*DIRECTION:* From the entries that follow, list every line in which the string "type" appears.
########################################
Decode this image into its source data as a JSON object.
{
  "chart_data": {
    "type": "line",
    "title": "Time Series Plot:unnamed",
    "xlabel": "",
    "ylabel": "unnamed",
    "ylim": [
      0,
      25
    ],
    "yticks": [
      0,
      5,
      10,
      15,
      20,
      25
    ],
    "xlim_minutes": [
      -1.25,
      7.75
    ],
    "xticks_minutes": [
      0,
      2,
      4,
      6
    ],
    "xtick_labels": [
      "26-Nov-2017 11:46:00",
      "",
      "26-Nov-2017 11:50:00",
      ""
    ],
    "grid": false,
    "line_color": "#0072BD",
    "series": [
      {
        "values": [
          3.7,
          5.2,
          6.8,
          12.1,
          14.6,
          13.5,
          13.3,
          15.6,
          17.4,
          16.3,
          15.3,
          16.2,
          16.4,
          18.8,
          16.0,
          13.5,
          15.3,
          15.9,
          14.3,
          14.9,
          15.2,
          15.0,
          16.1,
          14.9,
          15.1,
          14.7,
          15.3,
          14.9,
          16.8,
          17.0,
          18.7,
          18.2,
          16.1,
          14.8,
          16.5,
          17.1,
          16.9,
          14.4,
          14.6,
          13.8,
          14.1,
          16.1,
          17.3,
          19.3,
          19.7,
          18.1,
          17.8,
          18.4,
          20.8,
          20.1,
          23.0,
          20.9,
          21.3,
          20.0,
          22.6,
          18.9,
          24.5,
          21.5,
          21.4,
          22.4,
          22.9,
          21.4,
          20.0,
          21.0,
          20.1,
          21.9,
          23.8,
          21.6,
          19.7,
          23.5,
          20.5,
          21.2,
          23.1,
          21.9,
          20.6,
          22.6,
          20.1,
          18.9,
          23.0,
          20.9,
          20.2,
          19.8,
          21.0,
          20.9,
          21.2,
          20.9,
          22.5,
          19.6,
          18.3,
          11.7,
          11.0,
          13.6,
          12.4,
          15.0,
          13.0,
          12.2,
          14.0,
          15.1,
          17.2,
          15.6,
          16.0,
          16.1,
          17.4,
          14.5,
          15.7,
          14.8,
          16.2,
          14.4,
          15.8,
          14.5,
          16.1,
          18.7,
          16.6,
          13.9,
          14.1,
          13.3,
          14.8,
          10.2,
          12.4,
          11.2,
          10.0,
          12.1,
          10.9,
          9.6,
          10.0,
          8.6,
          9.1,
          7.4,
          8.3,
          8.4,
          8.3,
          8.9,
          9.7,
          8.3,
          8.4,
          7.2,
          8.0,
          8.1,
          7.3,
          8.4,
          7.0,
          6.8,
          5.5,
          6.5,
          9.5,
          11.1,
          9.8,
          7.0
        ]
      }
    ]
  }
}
########################################
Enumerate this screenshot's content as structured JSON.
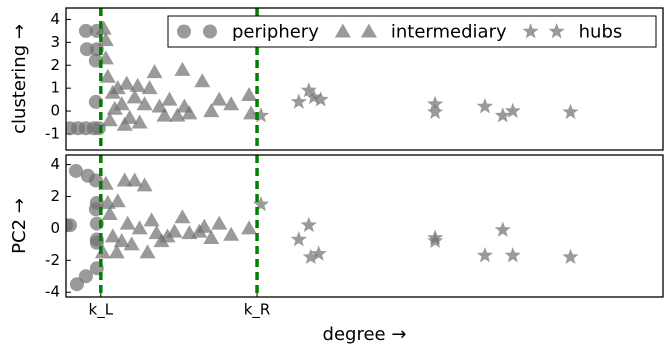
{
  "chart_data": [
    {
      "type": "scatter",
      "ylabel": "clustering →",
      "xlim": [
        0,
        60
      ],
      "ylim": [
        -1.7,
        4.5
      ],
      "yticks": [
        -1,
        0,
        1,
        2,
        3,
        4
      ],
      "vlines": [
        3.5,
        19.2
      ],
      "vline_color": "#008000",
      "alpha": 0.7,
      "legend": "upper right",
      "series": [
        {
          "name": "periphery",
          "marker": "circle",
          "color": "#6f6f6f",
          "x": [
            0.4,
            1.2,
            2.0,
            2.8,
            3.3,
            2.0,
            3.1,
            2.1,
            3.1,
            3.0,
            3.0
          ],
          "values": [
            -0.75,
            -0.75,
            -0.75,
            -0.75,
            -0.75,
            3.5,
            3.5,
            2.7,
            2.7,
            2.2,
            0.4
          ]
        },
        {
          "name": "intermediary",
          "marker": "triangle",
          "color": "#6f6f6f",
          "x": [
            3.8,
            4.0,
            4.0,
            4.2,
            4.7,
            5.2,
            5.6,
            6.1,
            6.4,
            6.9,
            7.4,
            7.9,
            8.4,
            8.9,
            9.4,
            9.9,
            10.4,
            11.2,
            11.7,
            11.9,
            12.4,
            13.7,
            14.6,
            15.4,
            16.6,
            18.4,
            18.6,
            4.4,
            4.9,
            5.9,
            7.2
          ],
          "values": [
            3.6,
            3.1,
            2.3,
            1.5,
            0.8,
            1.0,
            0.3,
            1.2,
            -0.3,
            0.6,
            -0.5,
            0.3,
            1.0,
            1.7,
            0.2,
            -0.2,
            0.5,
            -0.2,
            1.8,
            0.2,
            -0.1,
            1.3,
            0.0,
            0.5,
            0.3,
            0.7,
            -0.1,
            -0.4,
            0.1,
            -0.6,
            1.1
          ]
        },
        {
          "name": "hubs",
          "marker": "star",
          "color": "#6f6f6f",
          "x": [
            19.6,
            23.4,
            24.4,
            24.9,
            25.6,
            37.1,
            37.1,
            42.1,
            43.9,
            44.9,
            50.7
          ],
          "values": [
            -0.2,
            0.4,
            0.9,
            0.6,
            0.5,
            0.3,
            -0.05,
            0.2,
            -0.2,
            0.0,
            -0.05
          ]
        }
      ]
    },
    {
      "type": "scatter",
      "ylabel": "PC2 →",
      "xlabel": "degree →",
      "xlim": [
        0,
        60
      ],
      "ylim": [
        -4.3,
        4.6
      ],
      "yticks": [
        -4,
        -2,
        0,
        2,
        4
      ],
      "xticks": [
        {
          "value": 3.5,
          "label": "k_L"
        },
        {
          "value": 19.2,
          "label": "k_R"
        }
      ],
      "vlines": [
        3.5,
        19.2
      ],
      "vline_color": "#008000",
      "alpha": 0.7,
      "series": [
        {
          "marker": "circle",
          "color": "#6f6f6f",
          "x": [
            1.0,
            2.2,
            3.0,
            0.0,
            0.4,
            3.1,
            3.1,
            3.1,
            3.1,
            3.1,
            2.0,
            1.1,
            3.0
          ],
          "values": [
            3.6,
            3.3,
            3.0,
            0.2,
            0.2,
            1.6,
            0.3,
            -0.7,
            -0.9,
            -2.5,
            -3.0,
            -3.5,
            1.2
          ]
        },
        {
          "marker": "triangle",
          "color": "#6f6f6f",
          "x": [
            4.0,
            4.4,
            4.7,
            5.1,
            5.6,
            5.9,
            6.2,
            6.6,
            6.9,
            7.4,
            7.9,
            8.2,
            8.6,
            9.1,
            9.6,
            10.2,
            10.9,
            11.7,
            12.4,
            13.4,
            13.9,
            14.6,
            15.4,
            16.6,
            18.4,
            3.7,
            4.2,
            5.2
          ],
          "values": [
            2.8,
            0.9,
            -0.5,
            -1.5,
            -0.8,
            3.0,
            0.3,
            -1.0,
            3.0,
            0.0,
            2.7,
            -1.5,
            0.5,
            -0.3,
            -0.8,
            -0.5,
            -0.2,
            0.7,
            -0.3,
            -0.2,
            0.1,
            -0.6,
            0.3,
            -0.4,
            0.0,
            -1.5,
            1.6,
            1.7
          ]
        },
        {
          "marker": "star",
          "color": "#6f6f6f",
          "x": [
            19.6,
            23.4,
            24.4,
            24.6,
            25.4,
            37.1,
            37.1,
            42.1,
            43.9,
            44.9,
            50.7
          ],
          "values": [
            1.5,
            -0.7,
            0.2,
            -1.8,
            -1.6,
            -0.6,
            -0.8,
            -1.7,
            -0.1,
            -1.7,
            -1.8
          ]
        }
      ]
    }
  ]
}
########################################
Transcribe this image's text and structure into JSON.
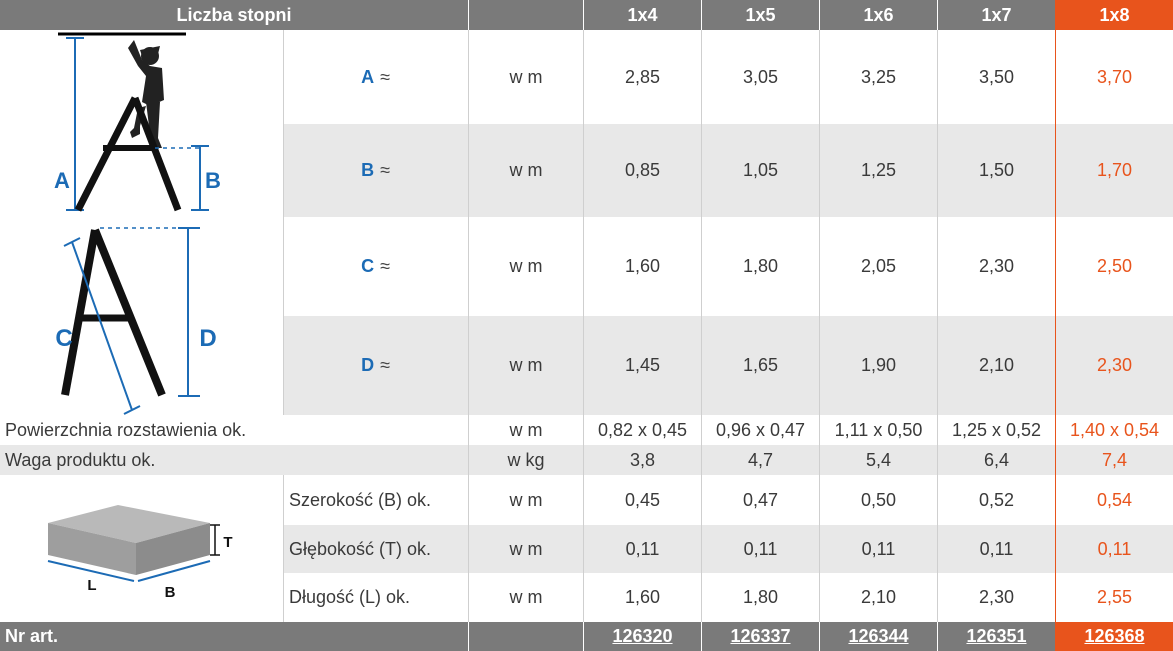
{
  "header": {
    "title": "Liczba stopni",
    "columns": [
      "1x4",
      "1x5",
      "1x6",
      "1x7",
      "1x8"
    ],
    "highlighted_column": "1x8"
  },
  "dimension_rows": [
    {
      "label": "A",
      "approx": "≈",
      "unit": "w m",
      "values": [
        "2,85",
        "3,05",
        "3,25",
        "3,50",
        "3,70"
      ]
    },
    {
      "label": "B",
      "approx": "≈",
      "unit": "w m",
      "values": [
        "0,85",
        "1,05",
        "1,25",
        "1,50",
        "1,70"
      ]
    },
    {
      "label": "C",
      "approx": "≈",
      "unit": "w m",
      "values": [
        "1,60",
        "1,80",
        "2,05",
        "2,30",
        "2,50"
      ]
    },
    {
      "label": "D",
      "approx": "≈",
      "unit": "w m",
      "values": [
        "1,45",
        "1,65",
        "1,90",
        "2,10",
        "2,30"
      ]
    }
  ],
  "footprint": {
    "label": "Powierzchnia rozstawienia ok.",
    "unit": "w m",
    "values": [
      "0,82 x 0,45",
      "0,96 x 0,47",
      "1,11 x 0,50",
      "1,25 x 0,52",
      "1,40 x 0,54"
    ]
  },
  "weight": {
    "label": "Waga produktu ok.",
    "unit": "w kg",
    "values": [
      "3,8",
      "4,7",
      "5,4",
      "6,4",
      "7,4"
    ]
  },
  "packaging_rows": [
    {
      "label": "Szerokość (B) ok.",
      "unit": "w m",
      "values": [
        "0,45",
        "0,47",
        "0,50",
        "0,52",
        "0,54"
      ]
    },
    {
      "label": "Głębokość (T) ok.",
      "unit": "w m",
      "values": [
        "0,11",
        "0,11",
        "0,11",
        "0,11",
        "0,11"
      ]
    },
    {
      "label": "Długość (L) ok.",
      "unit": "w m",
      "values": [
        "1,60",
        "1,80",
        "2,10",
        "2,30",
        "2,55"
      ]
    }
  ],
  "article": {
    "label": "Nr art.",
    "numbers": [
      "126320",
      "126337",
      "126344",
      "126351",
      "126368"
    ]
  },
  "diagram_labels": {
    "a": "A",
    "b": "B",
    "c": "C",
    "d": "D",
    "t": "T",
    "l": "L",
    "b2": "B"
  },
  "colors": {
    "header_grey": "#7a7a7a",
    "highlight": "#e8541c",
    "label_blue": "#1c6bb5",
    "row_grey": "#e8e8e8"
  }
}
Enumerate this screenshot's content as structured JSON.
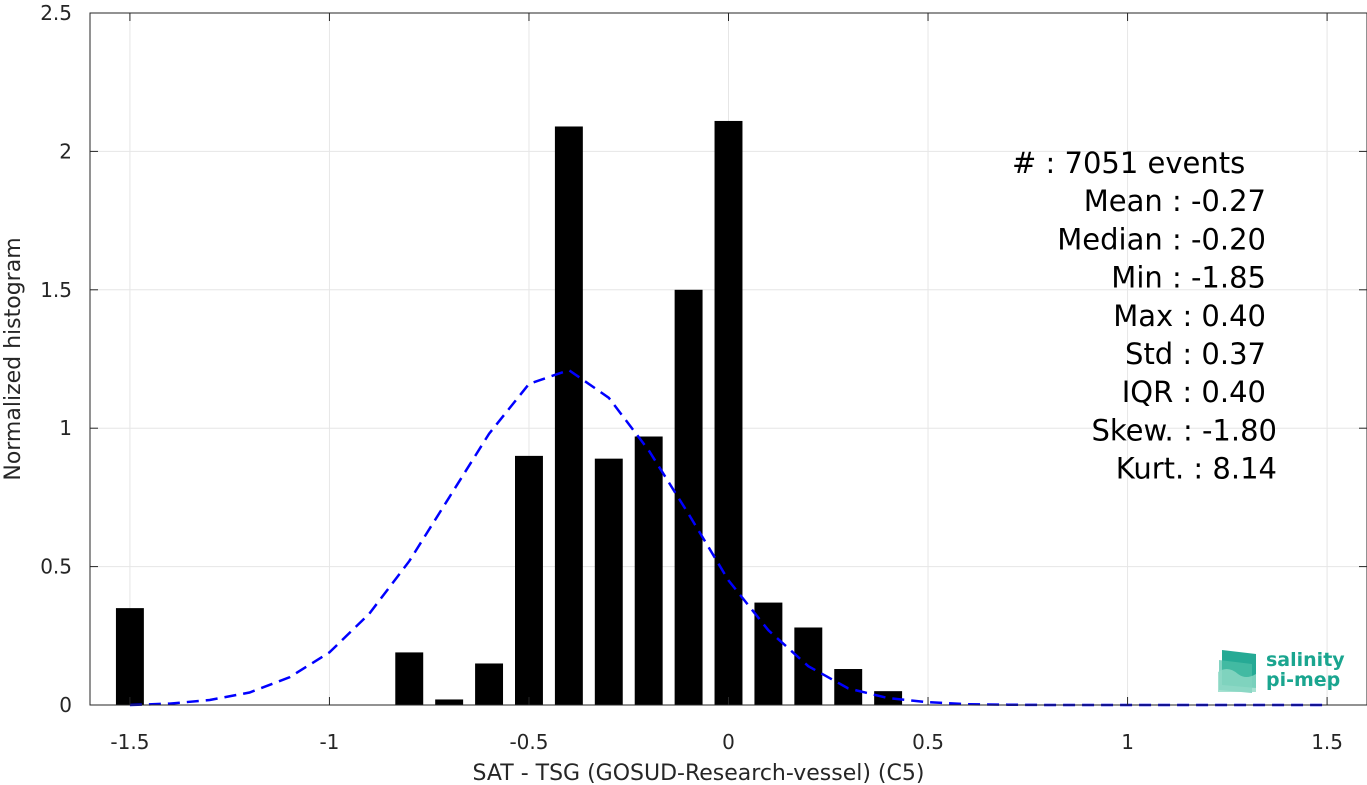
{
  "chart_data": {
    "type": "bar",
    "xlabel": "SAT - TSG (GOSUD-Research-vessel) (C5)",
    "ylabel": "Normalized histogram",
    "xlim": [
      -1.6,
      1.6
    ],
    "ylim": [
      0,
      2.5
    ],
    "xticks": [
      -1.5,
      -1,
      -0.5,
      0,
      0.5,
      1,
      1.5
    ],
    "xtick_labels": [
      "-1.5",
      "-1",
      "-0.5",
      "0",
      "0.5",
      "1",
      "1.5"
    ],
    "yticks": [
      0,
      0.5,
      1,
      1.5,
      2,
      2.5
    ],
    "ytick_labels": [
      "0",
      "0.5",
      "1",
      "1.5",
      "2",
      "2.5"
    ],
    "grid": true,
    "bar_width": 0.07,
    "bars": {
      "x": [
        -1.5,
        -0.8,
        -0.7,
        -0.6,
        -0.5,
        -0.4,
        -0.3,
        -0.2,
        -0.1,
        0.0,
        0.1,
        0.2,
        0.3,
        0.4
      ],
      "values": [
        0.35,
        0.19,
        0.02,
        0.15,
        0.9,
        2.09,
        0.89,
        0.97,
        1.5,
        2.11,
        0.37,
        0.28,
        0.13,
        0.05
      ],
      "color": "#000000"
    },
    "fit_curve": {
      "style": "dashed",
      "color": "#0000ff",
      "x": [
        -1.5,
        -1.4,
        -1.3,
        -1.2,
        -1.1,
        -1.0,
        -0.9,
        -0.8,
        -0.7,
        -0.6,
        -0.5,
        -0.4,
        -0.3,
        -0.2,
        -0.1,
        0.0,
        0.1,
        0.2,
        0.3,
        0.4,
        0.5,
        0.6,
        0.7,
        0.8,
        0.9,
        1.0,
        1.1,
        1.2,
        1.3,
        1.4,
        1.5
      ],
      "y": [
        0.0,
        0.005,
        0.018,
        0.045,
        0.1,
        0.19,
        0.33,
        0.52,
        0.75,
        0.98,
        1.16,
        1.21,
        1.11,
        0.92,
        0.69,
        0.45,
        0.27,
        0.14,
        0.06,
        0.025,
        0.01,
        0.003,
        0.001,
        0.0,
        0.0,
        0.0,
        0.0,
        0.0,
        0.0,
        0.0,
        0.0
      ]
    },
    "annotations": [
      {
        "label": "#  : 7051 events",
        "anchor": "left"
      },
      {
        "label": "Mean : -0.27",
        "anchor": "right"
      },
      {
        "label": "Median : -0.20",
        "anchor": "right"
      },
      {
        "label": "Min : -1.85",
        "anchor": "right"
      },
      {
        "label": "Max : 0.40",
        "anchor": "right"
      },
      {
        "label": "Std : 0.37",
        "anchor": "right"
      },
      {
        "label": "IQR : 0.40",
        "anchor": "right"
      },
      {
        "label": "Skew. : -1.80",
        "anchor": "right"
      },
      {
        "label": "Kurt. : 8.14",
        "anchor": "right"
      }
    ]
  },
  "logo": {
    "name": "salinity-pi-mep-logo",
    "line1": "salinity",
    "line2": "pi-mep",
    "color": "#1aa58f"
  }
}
########################################
*ANSWER TO THE EXERCISE:*
    "type": "line",
      "type": "scatter",
      "type": "scatter",
    "type": "bar",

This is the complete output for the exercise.